▸ **Work to do**: Leaving out the pictures, please retype each record exactly.

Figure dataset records
◇ ◇ ◇

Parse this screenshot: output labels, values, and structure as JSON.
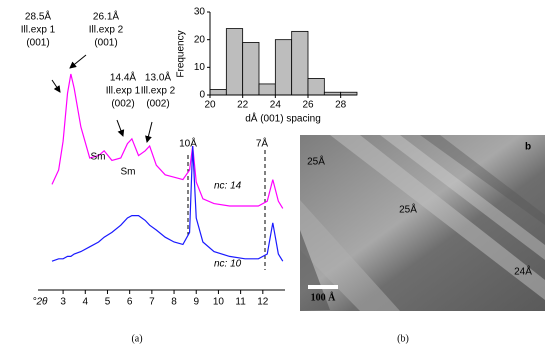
{
  "chart_data": [
    {
      "type": "line",
      "x_label": "°2θ",
      "xlim": [
        2.5,
        13
      ],
      "xticks": [
        3,
        4,
        5,
        6,
        7,
        8,
        9,
        10,
        11,
        12
      ],
      "ylim": [
        0,
        100
      ],
      "x": [
        2.5,
        2.8,
        3.0,
        3.2,
        3.35,
        3.5,
        3.8,
        4.2,
        4.6,
        4.85,
        5.2,
        5.6,
        5.9,
        6.1,
        6.4,
        6.7,
        6.9,
        7.2,
        7.6,
        8.0,
        8.4,
        8.7,
        8.84,
        9.0,
        9.3,
        9.8,
        10.5,
        11.2,
        11.8,
        12.2,
        12.45,
        12.7,
        12.9
      ],
      "series": [
        {
          "name": "nc: 14",
          "color": "#ff00ff",
          "values": [
            44,
            50,
            62,
            82,
            90,
            84,
            68,
            55,
            56,
            58,
            54,
            55,
            61,
            63,
            56,
            58,
            60,
            52,
            48,
            47,
            46,
            50,
            60,
            45,
            38,
            36,
            35,
            35,
            35,
            37,
            46,
            37,
            34
          ]
        },
        {
          "name": "nc: 10",
          "color": "#1a1aff",
          "values": [
            12,
            13,
            13,
            14,
            14,
            15,
            16,
            18,
            20,
            22,
            24,
            27,
            30,
            31,
            31,
            29,
            27,
            25,
            22,
            20,
            19,
            24,
            60,
            30,
            20,
            16,
            14,
            13,
            13,
            15,
            28,
            15,
            12
          ]
        }
      ],
      "annotations": [
        [
          "28.5Å",
          "Ill.exp 1",
          "(001)"
        ],
        [
          "26.1Å",
          "Ill.exp 2",
          "(001)"
        ],
        [
          "14.4Å",
          "Ill.exp 1",
          "(002)"
        ],
        [
          "13.0Å",
          "Ill.exp 2",
          "(002)"
        ],
        [
          "Sm"
        ],
        [
          "Sm"
        ],
        [
          "10Å"
        ],
        [
          "7Å"
        ]
      ]
    },
    {
      "type": "histogram",
      "x_label": "dÅ (001) spacing",
      "y_label": "Frequency",
      "color": "#bdbdbd",
      "bins": [
        20,
        21,
        22,
        23,
        24,
        25,
        26,
        27,
        28,
        29
      ],
      "values": [
        2,
        24,
        19,
        4,
        20,
        23,
        6,
        1,
        1
      ],
      "xlim": [
        20,
        29
      ],
      "xticks": [
        20,
        22,
        24,
        26,
        28
      ],
      "ylim": [
        0,
        30
      ],
      "yticks": [
        0,
        10,
        20,
        30
      ]
    }
  ],
  "panels": {
    "caption_a": "(a)",
    "caption_b": "(b)",
    "image": {
      "spacings": [
        "25Å",
        "25Å",
        "24Å"
      ],
      "scale_bar": "100 Å",
      "letter": "b"
    }
  }
}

◇ ◇ ◇

▸ **Reply**:
Parse this screenshot: output labels, values, and structure as JSON.
{
  "chart_data": [
    {
      "type": "line",
      "x_label": "°2θ",
      "xlim": [
        2.5,
        13
      ],
      "xticks": [
        3,
        4,
        5,
        6,
        7,
        8,
        9,
        10,
        11,
        12
      ],
      "ylim": [
        0,
        100
      ],
      "x": [
        2.5,
        2.8,
        3.0,
        3.2,
        3.35,
        3.5,
        3.8,
        4.2,
        4.6,
        4.85,
        5.2,
        5.6,
        5.9,
        6.1,
        6.4,
        6.7,
        6.9,
        7.2,
        7.6,
        8.0,
        8.4,
        8.7,
        8.84,
        9.0,
        9.3,
        9.8,
        10.5,
        11.2,
        11.8,
        12.2,
        12.45,
        12.7,
        12.9
      ],
      "series": [
        {
          "name": "nc: 14",
          "color": "#ff00ff",
          "values": [
            44,
            50,
            62,
            82,
            90,
            84,
            68,
            55,
            56,
            58,
            54,
            55,
            61,
            63,
            56,
            58,
            60,
            52,
            48,
            47,
            46,
            50,
            60,
            45,
            38,
            36,
            35,
            35,
            35,
            37,
            46,
            37,
            34
          ]
        },
        {
          "name": "nc: 10",
          "color": "#1a1aff",
          "values": [
            12,
            13,
            13,
            14,
            14,
            15,
            16,
            18,
            20,
            22,
            24,
            27,
            30,
            31,
            31,
            29,
            27,
            25,
            22,
            20,
            19,
            24,
            60,
            30,
            20,
            16,
            14,
            13,
            13,
            15,
            28,
            15,
            12
          ]
        }
      ],
      "annotations": [
        [
          "28.5Å",
          "Ill.exp 1",
          "(001)"
        ],
        [
          "26.1Å",
          "Ill.exp 2",
          "(001)"
        ],
        [
          "14.4Å",
          "Ill.exp 1",
          "(002)"
        ],
        [
          "13.0Å",
          "Ill.exp 2",
          "(002)"
        ],
        [
          "Sm"
        ],
        [
          "Sm"
        ],
        [
          "10Å"
        ],
        [
          "7Å"
        ]
      ]
    },
    {
      "type": "histogram",
      "x_label": "dÅ (001) spacing",
      "y_label": "Frequency",
      "color": "#bdbdbd",
      "bins": [
        20,
        21,
        22,
        23,
        24,
        25,
        26,
        27,
        28,
        29
      ],
      "values": [
        2,
        24,
        19,
        4,
        20,
        23,
        6,
        1,
        1
      ],
      "xlim": [
        20,
        29
      ],
      "xticks": [
        20,
        22,
        24,
        26,
        28
      ],
      "ylim": [
        0,
        30
      ],
      "yticks": [
        0,
        10,
        20,
        30
      ]
    }
  ],
  "panels": {
    "caption_a": "(a)",
    "caption_b": "(b)",
    "image": {
      "spacings": [
        "25Å",
        "25Å",
        "24Å"
      ],
      "scale_bar": "100 Å",
      "letter": "b"
    }
  }
}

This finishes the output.